Aim :: State the number of lines, and only that number, in which the word "data" appears.

Provided entries ::
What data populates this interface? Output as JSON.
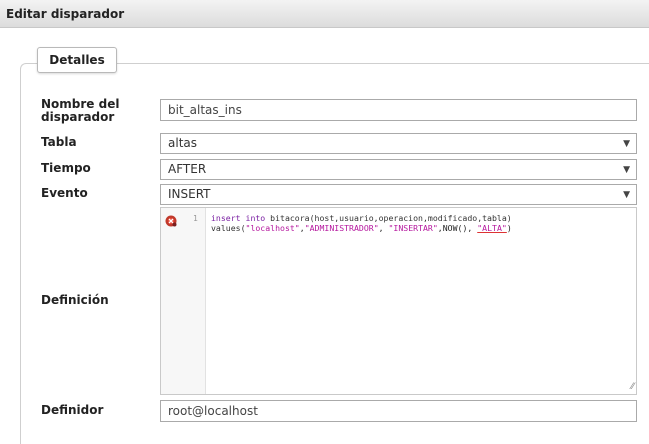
{
  "window": {
    "title": "Editar disparador"
  },
  "fieldset": {
    "legend": "Detalles"
  },
  "form": {
    "name_label_line1": "Nombre del",
    "name_label_line2": "disparador",
    "name_value": "bit_altas_ins",
    "table_label": "Tabla",
    "table_value": "altas",
    "time_label": "Tiempo",
    "time_value": "AFTER",
    "event_label": "Evento",
    "event_value": "INSERT",
    "definition_label": "Definición",
    "definer_label": "Definidor",
    "definer_value": "root@localhost"
  },
  "editor": {
    "line_number": "1",
    "line1_kw1": "insert",
    "line1_kw2": "into",
    "line1_rest": " bitacora(host,usuario,operacion,modificado,tabla)",
    "line2_fn": "values(",
    "line2_s1": "\"localhost\"",
    "line2_c1": ",",
    "line2_s2": "\"ADMINISTRADOR\"",
    "line2_c2": ", ",
    "line2_s3": "\"INSERTAR\"",
    "line2_c3": ",NOW(), ",
    "line2_s4": "\"ALTA\"",
    "line2_end": ")"
  },
  "icons": {
    "dropdown": "chevron-down",
    "lint": "error-lint-marker",
    "resize": "resize-handle"
  }
}
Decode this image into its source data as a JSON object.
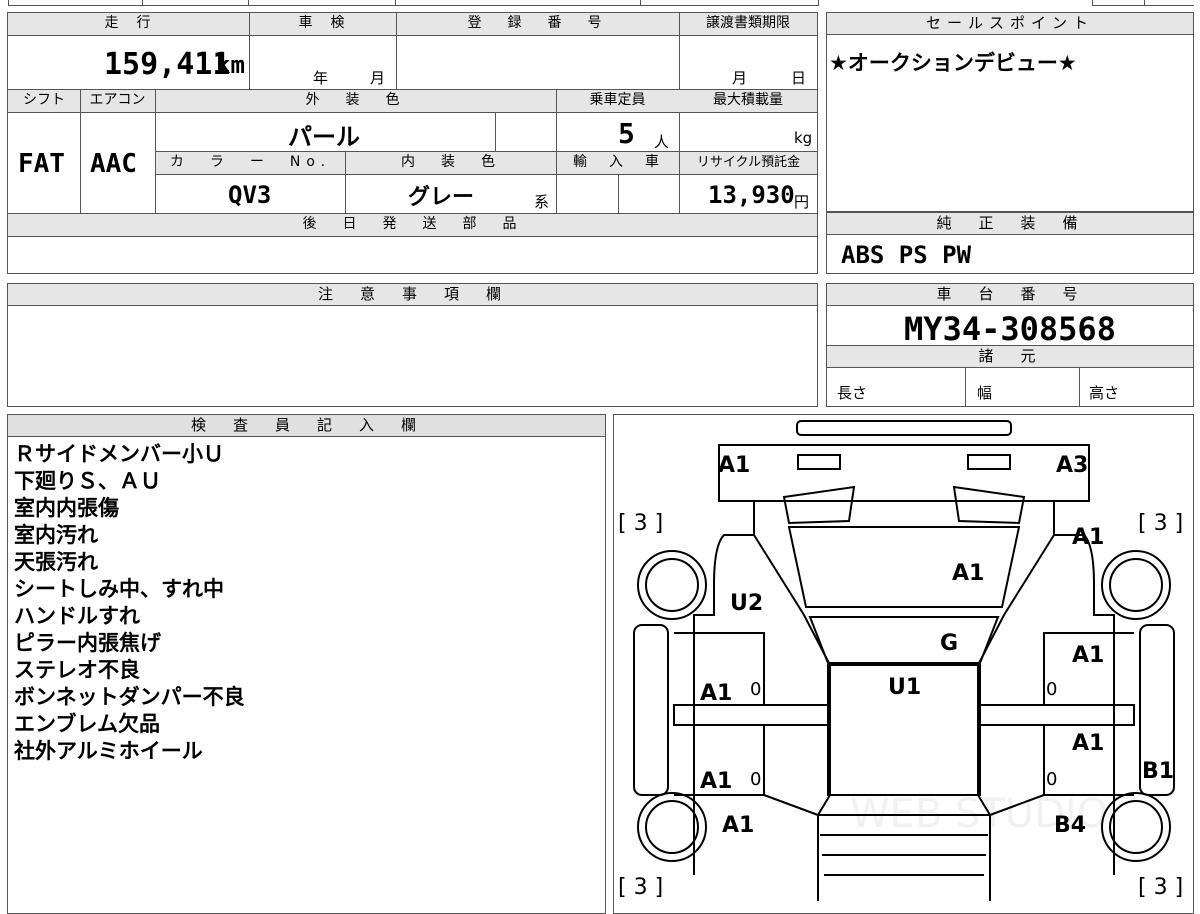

Written solution :: 2